■ Exercise inputs
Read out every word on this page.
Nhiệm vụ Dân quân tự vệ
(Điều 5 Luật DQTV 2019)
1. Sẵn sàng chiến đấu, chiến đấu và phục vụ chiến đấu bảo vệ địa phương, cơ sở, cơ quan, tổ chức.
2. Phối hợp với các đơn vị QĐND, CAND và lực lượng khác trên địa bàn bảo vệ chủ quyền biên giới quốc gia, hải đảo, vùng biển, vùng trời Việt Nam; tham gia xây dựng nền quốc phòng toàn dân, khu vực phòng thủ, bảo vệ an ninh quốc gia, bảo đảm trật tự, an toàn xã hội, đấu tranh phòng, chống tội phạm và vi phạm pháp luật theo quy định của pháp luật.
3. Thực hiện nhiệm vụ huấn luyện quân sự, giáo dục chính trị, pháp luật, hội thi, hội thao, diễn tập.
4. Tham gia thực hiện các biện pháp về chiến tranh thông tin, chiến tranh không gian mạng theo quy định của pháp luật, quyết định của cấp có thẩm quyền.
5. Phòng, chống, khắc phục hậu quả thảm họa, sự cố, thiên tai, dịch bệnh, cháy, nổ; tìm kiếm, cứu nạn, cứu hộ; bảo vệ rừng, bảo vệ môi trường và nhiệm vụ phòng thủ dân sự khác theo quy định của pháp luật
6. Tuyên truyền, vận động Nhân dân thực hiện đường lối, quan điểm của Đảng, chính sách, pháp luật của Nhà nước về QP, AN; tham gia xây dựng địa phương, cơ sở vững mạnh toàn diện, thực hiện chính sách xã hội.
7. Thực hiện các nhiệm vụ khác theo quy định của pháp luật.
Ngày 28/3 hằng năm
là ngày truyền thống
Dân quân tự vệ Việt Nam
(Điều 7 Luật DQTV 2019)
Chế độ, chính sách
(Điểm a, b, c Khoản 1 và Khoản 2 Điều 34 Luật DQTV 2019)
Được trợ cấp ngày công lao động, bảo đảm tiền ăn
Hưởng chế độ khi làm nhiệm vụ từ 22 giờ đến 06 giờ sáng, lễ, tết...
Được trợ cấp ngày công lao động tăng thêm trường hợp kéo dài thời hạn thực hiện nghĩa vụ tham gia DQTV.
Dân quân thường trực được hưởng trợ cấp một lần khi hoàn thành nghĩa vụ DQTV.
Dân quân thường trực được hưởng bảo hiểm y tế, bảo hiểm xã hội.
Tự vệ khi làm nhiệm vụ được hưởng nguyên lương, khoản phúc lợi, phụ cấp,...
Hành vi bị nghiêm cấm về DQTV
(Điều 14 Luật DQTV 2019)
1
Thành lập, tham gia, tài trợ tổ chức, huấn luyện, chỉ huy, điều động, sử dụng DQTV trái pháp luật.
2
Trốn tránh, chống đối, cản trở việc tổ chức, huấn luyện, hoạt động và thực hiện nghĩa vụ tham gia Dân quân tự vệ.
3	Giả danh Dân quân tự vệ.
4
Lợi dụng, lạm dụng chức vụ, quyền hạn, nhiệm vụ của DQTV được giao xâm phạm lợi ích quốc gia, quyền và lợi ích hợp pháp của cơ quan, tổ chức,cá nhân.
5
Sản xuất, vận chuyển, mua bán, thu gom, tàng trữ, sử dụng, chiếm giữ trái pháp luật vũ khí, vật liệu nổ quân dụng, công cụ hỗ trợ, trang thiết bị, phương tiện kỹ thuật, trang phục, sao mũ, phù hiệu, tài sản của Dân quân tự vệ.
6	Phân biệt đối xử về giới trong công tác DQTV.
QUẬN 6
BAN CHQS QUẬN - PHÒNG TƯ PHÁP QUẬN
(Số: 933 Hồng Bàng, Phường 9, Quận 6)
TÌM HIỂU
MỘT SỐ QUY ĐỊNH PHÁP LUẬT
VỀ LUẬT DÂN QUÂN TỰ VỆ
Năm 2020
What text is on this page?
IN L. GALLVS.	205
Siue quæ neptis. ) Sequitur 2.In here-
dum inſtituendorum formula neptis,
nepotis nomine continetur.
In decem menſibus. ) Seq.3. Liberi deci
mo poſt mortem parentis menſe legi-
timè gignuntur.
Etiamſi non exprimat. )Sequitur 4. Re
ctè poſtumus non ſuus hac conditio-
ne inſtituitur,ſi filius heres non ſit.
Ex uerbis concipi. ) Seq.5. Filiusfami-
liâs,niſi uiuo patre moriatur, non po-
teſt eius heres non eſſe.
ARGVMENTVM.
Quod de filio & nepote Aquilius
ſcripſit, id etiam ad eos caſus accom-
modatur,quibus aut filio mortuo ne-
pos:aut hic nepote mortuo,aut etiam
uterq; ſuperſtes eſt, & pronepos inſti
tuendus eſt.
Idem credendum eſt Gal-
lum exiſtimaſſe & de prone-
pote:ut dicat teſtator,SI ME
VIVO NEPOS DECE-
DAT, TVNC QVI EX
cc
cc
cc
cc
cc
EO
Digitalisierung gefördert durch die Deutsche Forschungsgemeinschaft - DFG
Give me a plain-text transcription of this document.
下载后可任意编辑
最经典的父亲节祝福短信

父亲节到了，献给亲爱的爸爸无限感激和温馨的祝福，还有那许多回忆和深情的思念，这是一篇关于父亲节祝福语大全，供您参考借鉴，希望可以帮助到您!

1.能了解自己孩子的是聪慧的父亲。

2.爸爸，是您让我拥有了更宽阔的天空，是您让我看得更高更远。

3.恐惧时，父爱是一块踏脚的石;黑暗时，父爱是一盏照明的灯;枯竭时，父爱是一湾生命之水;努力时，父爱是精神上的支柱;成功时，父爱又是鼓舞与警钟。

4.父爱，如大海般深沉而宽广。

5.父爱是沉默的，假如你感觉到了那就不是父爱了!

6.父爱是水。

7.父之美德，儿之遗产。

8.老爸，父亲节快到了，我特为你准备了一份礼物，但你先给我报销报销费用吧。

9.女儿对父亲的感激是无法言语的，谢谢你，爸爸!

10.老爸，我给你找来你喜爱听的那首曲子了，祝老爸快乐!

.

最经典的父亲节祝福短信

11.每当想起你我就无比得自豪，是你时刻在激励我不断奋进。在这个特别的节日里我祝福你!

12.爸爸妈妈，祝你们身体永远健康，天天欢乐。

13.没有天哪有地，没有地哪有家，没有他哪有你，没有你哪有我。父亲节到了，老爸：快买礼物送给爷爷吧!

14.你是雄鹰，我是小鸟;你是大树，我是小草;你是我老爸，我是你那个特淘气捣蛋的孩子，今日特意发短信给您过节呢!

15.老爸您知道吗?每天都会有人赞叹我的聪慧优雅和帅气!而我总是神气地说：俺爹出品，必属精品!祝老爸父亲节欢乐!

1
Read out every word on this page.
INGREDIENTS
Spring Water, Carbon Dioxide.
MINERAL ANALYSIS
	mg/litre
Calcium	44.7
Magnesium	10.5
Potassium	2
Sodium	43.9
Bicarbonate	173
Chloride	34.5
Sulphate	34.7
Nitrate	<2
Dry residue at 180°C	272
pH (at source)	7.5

■ Your objective
Transcribe the material exactly as it reads.

■ Exercise solution
Read out every word on this page.
Nhiệm vụ Dân quân tự vệ
(Điều 5 Luật DQTV 2019)
1. Sẵn sàng chiến đấu, chiến đấu và phục vụ chiến đấu bảo vệ địa phương, cơ sở, cơ quan, tổ chức.
2. Phối hợp với các đơn vị QĐND, CAND và lực lượng khác trên địa bàn bảo vệ chủ quyền biên giới quốc gia, hải đảo, vùng biển, vùng trời Việt Nam; tham gia xây dựng nền quốc phòng toàn dân, khu vực phòng thủ, bảo vệ an ninh quốc gia, bảo đảm trật tự, an toàn xã hội, đấu tranh phòng, chống tội phạm và vi phạm pháp luật theo quy định của pháp luật.
3. Thực hiện nhiệm vụ huấn luyện quân sự, giáo dục chính trị, pháp luật, hội thi, hội thao, diễn tập.
4. Tham gia thực hiện các biện pháp về chiến tranh thông tin, chiến tranh không gian mạng theo quy định của pháp luật, quyết định của cấp có thẩm quyền.
5. Phòng, chống, khắc phục hậu quả thảm họa, sự cố, thiên tai, dịch bệnh, cháy, nổ; tìm kiếm, cứu nạn, cứu hộ; bảo vệ rừng, bảo vệ môi trường và nhiệm vụ phòng thủ dân sự khác theo quy định của pháp luật
6. Tuyên truyền, vận động Nhân dân thực hiện đường lối, quan điểm của Đảng, chính sách, pháp luật của Nhà nước về QP, AN; tham gia xây dựng địa phương, cơ sở vững mạnh toàn diện, thực hiện chính sách xã hội.
7. Thực hiện các nhiệm vụ khác theo quy định của pháp luật.
Ngày 28/3 hằng năm
là ngày truyền thống
Dân quân tự vệ Việt Nam
(Điều 7 Luật DQTV 2019)
Chế độ, chính sách
(Điểm a, b, c Khoản 1 và Khoản 2 Điều 34 Luật DQTV 2019)
Được trợ cấp ngày công lao động, bảo đảm tiền ăn
Hưởng chế độ khi làm nhiệm vụ từ 22 giờ đến 06 giờ sáng, lễ, tết...
Được trợ cấp ngày công lao động tăng thêm trường hợp kéo dài thời hạn thực hiện nghĩa vụ tham gia DQTV.
Dân quân thường trực được hưởng trợ cấp một lần khi hoàn thành nghĩa vụ DQTV.
Dân quân thường trực được hưởng bảo hiểm y tế, bảo hiểm xã hội.
Tự vệ khi làm nhiệm vụ được hưởng nguyên lương, khoản phúc lợi, phụ cấp,...
Hành vi bị nghiêm cấm về DQTV
(Điều 14 Luật DQTV 2019)
1
Thành lập, tham gia, tài trợ tổ chức, huấn luyện, chỉ huy, điều động, sử dụng DQTV trái pháp luật.
2
Trốn tránh, chống đối, cản trở việc tổ chức, huấn luyện, hoạt động và thực hiện nghĩa vụ tham gia Dân quân tự vệ.
3	Giả danh Dân quân tự vệ.
4
Lợi dụng, lạm dụng chức vụ, quyền hạn, nhiệm vụ của DQTV được giao xâm phạm lợi ích quốc gia, quyền và lợi ích hợp pháp của cơ quan, tổ chức,cá nhân.
5
Sản xuất, vận chuyển, mua bán, thu gom, tàng trữ, sử dụng, chiếm giữ trái pháp luật vũ khí, vật liệu nổ quân dụng, công cụ hỗ trợ, trang thiết bị, phương tiện kỹ thuật, trang phục, sao mũ, phù hiệu, tài sản của Dân quân tự vệ.
6	Phân biệt đối xử về giới trong công tác DQTV.
QUẬN 6
BAN CHQS QUẬN - PHÒNG TƯ PHÁP QUẬN
(Số: 933 Hồng Bàng, Phường 9, Quận 6)
TÌM HIỂU
MỘT SỐ QUY ĐỊNH PHÁP LUẬT
VỀ LUẬT DÂN QUÂN TỰ VỆ
Năm 2020
What text is on this page?
IN L. GALLVS.	205
Siue quæ neptis. ) Sequitur 2.In here-
dum inſtituendorum formula neptis,
nepotis nomine continetur.
In decem menſibus. ) Seq.3. Liberi deci
mo poſt mortem parentis menſe legi-
timè gignuntur.
Etiamſi non exprimat. )Sequitur 4. Re
ctè poſtumus non ſuus hac conditio-
ne inſtituitur,ſi filius heres non ſit.
Ex uerbis concipi. ) Seq.5. Filiusfami-
liâs,niſi uiuo patre moriatur, non po-
teſt eius heres non eſſe.
ARGVMENTVM.
Quod de filio & nepote Aquilius
ſcripſit, id etiam ad eos caſus accom-
modatur,quibus aut filio mortuo ne-
pos:aut hic nepote mortuo,aut etiam
uterq; ſuperſtes eſt, & pronepos inſti
tuendus eſt.
Idem credendum eſt Gal-
lum exiſtimaſſe & de prone-
pote:ut dicat teſtator,SI ME
VIVO NEPOS DECE-
DAT, TVNC QVI EX
cc
cc
cc
cc
cc
EO
Digitalisierung gefördert durch die Deutsche Forschungsgemeinschaft - DFG
Give me a plain-text transcription of this document.
下载后可任意编辑
最经典的父亲节祝福短信

父亲节到了，献给亲爱的爸爸无限感激和温馨的祝福，还有那许多回忆和深情的思念，这是一篇关于父亲节祝福语大全，供您参考借鉴，希望可以帮助到您!

1.能了解自己孩子的是聪慧的父亲。

2.爸爸，是您让我拥有了更宽阔的天空，是您让我看得更高更远。

3.恐惧时，父爱是一块踏脚的石;黑暗时，父爱是一盏照明的灯;枯竭时，父爱是一湾生命之水;努力时，父爱是精神上的支柱;成功时，父爱又是鼓舞与警钟。

4.父爱，如大海般深沉而宽广。

5.父爱是沉默的，假如你感觉到了那就不是父爱了!

6.父爱是水。

7.父之美德，儿之遗产。

8.老爸，父亲节快到了，我特为你准备了一份礼物，但你先给我报销报销费用吧。

9.女儿对父亲的感激是无法言语的，谢谢你，爸爸!

10.老爸，我给你找来你喜爱听的那首曲子了，祝老爸快乐!

.

最经典的父亲节祝福短信

11.每当想起你我就无比得自豪，是你时刻在激励我不断奋进。在这个特别的节日里我祝福你!

12.爸爸妈妈，祝你们身体永远健康，天天欢乐。

13.没有天哪有地，没有地哪有家，没有他哪有你，没有你哪有我。父亲节到了，老爸：快买礼物送给爷爷吧!

14.你是雄鹰，我是小鸟;你是大树，我是小草;你是我老爸，我是你那个特淘气捣蛋的孩子，今日特意发短信给您过节呢!

15.老爸您知道吗?每天都会有人赞叹我的聪慧优雅和帅气!而我总是神气地说：俺爹出品，必属精品!祝老爸父亲节欢乐!

1
Read out every word on this page.
INGREDIENTS
Spring Water, Carbon Dioxide.
MINERAL ANALYSIS
	mg/litre
Calcium	44.7
Magnesium	10.5
Potassium	2
Sodium	43.9
Bicarbonate	173
Chloride	34.5
Sulphate	34.7
Nitrate	<2
Dry residue at 180°C	272
pH (at source)	7.5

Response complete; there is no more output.